- _Excerpted records_
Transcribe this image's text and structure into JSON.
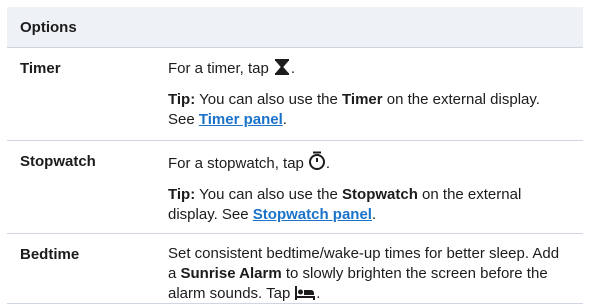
{
  "header": {
    "title": "Options"
  },
  "rows": [
    {
      "name": "Timer",
      "line1": "For a timer, tap",
      "line1_end": ".",
      "tip_label": "Tip:",
      "tip_pre": "You can also use the",
      "tip_bold": "Timer",
      "tip_mid": "on the external display. See",
      "tip_link": "Timer panel",
      "tip_end": ".",
      "icon": "hourglass-icon"
    },
    {
      "name": "Stopwatch",
      "line1": "For a stopwatch, tap",
      "line1_end": ".",
      "tip_label": "Tip:",
      "tip_pre": "You can also use the",
      "tip_bold": "Stopwatch",
      "tip_mid": "on the external display. See",
      "tip_link": "Stopwatch panel",
      "tip_end": ".",
      "icon": "stopwatch-icon"
    },
    {
      "name": "Bedtime",
      "text_pre": "Set consistent bedtime/wake-up times for better sleep. Add a",
      "text_bold": "Sunrise Alarm",
      "text_post": "to slowly brighten the screen before the alarm sounds. Tap",
      "text_end": ".",
      "icon": "bed-icon"
    }
  ],
  "colors": {
    "header_bg": "#eef2f7",
    "link": "#1a73c9",
    "border": "#cfd6df"
  }
}
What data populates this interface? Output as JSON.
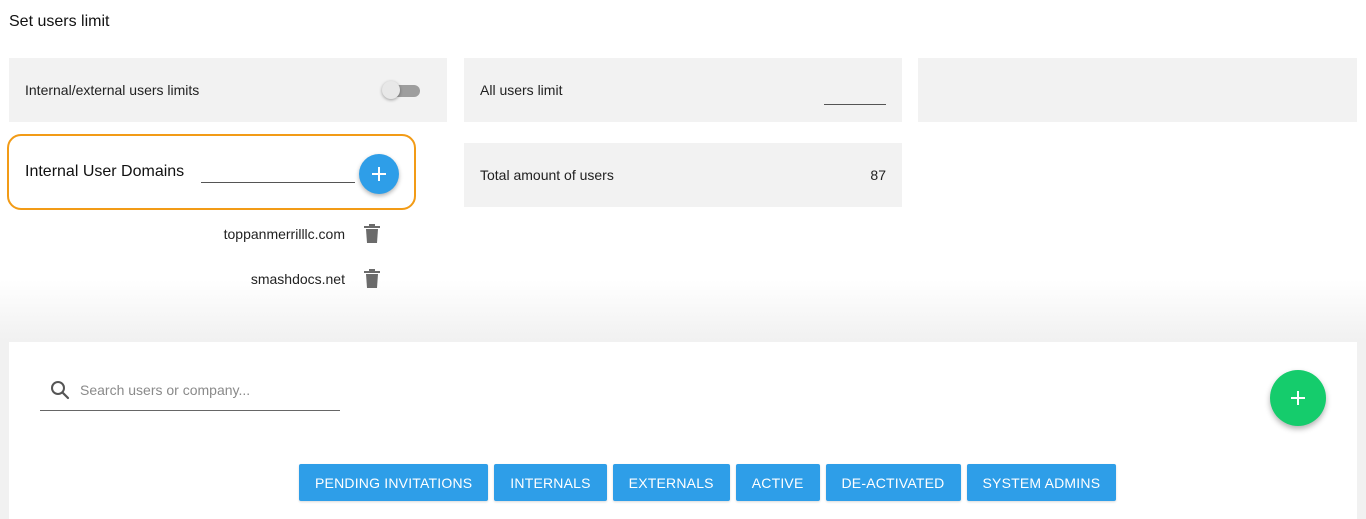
{
  "page": {
    "title": "Set users limit"
  },
  "limits": {
    "internal_external_label": "Internal/external users limits",
    "internal_external_enabled": false,
    "all_users_label": "All users limit",
    "all_users_value": "",
    "total_label": "Total amount of users",
    "total_value": "87"
  },
  "domains": {
    "label": "Internal User Domains",
    "input_value": "",
    "items": [
      "toppanmerrilllc.com",
      "smashdocs.net"
    ]
  },
  "users": {
    "search_placeholder": "Search users or company...",
    "filters": [
      "PENDING INVITATIONS",
      "INTERNALS",
      "EXTERNALS",
      "ACTIVE",
      "DE-ACTIVATED",
      "SYSTEM ADMINS"
    ]
  },
  "colors": {
    "accent": "#2e9ee8",
    "add_user": "#15cc6c",
    "highlight": "#f29b16",
    "card_bg": "#f2f2f2"
  },
  "icons": {
    "add_domain": "plus-icon",
    "add_user": "plus-icon",
    "search": "search-icon",
    "delete": "trash-icon"
  }
}
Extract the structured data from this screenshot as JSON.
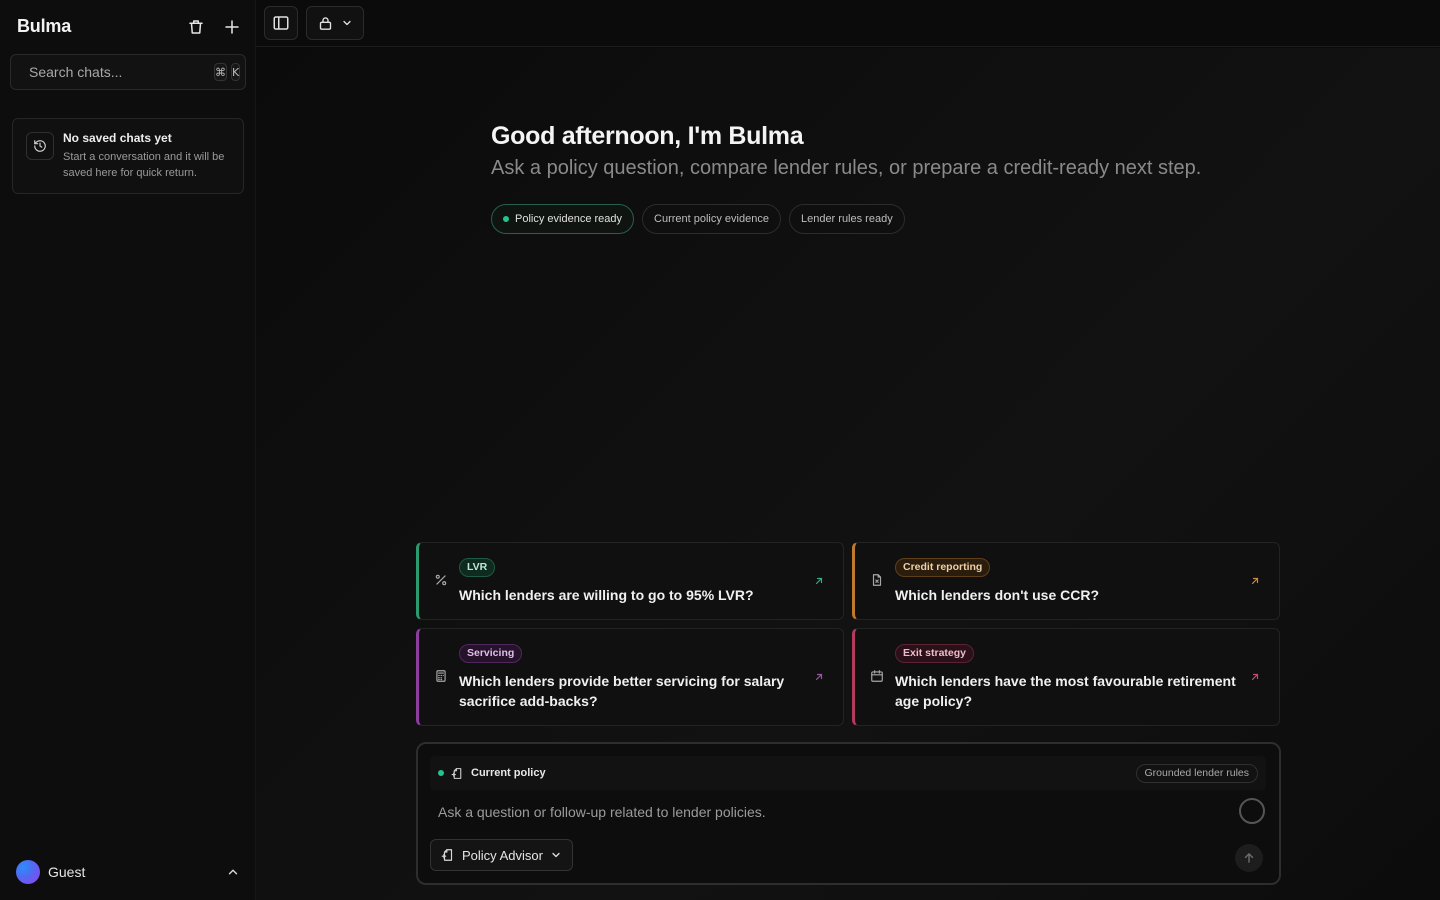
{
  "sidebar": {
    "brand": "Bulma",
    "search": {
      "placeholder": "Search chats...",
      "kbd1": "⌘",
      "kbd2": "K"
    },
    "empty": {
      "title": "No saved chats yet",
      "text": "Start a conversation and it will be saved here for quick return."
    },
    "user": {
      "name": "Guest"
    }
  },
  "hero": {
    "greeting": "Good afternoon, I'm Bulma",
    "subtitle": "Ask a policy question, compare lender rules, or prepare a credit-ready next step.",
    "pills": [
      "Policy evidence ready",
      "Current policy evidence",
      "Lender rules ready"
    ]
  },
  "cards": [
    {
      "tag": "LVR",
      "question": "Which lenders are willing to go to 95% LVR?",
      "accent": "#2a9b6e",
      "icon": "percent-icon"
    },
    {
      "tag": "Credit reporting",
      "question": "Which lenders don't use CCR?",
      "accent": "#c07a2c",
      "icon": "file-x-icon"
    },
    {
      "tag": "Servicing",
      "question": "Which lenders provide better servicing for salary sacrifice add-backs?",
      "accent": "#8d3d9c",
      "icon": "calculator-icon"
    },
    {
      "tag": "Exit strategy",
      "question": "Which lenders have the most favourable retirement age policy?",
      "accent": "#b33a5c",
      "icon": "calendar-icon"
    }
  ],
  "composer": {
    "context_label": "Current policy",
    "badge": "Grounded lender rules",
    "placeholder": "Ask a question or follow-up related to lender policies.",
    "mode": "Policy Advisor"
  }
}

- _Description of the task_
Output, exactly, all the records above; include no pictures.

- _Answer to the problem_
Transcribe this image's text and structure into JSON.
{
  "header": {
    "title": "Options"
  },
  "rows": [
    {
      "name": "Timer",
      "line1": "For a timer, tap",
      "line1_end": ".",
      "tip_label": "Tip:",
      "tip_pre": "You can also use the",
      "tip_bold": "Timer",
      "tip_mid": "on the external display. See",
      "tip_link": "Timer panel",
      "tip_end": ".",
      "icon": "hourglass-icon"
    },
    {
      "name": "Stopwatch",
      "line1": "For a stopwatch, tap",
      "line1_end": ".",
      "tip_label": "Tip:",
      "tip_pre": "You can also use the",
      "tip_bold": "Stopwatch",
      "tip_mid": "on the external display. See",
      "tip_link": "Stopwatch panel",
      "tip_end": ".",
      "icon": "stopwatch-icon"
    },
    {
      "name": "Bedtime",
      "text_pre": "Set consistent bedtime/wake-up times for better sleep. Add a",
      "text_bold": "Sunrise Alarm",
      "text_post": "to slowly brighten the screen before the alarm sounds. Tap",
      "text_end": ".",
      "icon": "bed-icon"
    }
  ],
  "colors": {
    "header_bg": "#eef2f7",
    "link": "#1a73c9",
    "border": "#cfd6df"
  }
}
What data populates this interface? Output as JSON.
{
  "page": {
    "title": "Set users limit"
  },
  "limits": {
    "internal_external_label": "Internal/external users limits",
    "internal_external_enabled": false,
    "all_users_label": "All users limit",
    "all_users_value": "",
    "total_label": "Total amount of users",
    "total_value": "87"
  },
  "domains": {
    "label": "Internal User Domains",
    "input_value": "",
    "items": [
      "toppanmerrilllc.com",
      "smashdocs.net"
    ]
  },
  "users": {
    "search_placeholder": "Search users or company...",
    "filters": [
      "PENDING INVITATIONS",
      "INTERNALS",
      "EXTERNALS",
      "ACTIVE",
      "DE-ACTIVATED",
      "SYSTEM ADMINS"
    ]
  },
  "colors": {
    "accent": "#2e9ee8",
    "add_user": "#15cc6c",
    "highlight": "#f29b16",
    "card_bg": "#f2f2f2"
  },
  "icons": {
    "add_domain": "plus-icon",
    "add_user": "plus-icon",
    "search": "search-icon",
    "delete": "trash-icon"
  }
}
Extract the structured data from this screenshot as JSON.
{
  "sidebar": {
    "brand": "Bulma",
    "search": {
      "placeholder": "Search chats...",
      "kbd1": "⌘",
      "kbd2": "K"
    },
    "empty": {
      "title": "No saved chats yet",
      "text": "Start a conversation and it will be saved here for quick return."
    },
    "user": {
      "name": "Guest"
    }
  },
  "hero": {
    "greeting": "Good afternoon, I'm Bulma",
    "subtitle": "Ask a policy question, compare lender rules, or prepare a credit-ready next step.",
    "pills": [
      "Policy evidence ready",
      "Current policy evidence",
      "Lender rules ready"
    ]
  },
  "cards": [
    {
      "tag": "LVR",
      "question": "Which lenders are willing to go to 95% LVR?",
      "accent": "#2a9b6e",
      "icon": "percent-icon"
    },
    {
      "tag": "Credit reporting",
      "question": "Which lenders don't use CCR?",
      "accent": "#c07a2c",
      "icon": "file-x-icon"
    },
    {
      "tag": "Servicing",
      "question": "Which lenders provide better servicing for salary sacrifice add-backs?",
      "accent": "#8d3d9c",
      "icon": "calculator-icon"
    },
    {
      "tag": "Exit strategy",
      "question": "Which lenders have the most favourable retirement age policy?",
      "accent": "#b33a5c",
      "icon": "calendar-icon"
    }
  ],
  "composer": {
    "context_label": "Current policy",
    "badge": "Grounded lender rules",
    "placeholder": "Ask a question or follow-up related to lender policies.",
    "mode": "Policy Advisor"
  }
}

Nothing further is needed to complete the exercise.